-- Start Provided records --

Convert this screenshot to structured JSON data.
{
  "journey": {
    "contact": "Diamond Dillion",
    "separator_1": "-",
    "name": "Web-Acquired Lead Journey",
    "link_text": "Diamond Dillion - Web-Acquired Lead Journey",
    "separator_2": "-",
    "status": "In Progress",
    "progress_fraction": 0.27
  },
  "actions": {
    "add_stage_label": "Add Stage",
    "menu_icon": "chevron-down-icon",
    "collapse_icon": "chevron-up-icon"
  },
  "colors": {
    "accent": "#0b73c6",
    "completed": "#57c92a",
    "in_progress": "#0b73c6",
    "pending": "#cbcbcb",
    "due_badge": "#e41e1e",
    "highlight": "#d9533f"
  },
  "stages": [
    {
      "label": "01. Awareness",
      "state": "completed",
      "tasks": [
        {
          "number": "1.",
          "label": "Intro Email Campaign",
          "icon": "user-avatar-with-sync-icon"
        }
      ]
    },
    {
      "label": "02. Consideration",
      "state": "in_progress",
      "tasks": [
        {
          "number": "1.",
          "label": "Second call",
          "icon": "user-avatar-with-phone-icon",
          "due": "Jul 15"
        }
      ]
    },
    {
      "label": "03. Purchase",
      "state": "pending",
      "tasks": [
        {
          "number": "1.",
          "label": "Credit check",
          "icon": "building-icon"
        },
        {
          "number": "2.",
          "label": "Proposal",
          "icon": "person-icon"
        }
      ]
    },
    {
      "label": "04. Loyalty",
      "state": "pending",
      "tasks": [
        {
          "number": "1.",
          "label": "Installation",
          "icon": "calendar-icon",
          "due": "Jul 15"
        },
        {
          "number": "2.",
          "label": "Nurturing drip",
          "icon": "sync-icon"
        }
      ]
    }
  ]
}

-- End Provided records --

Job: Return each line of the listing that holds the string "chevron".

The reply:
    "menu_icon": "chevron-down-icon",
    "collapse_icon": "chevron-up-icon"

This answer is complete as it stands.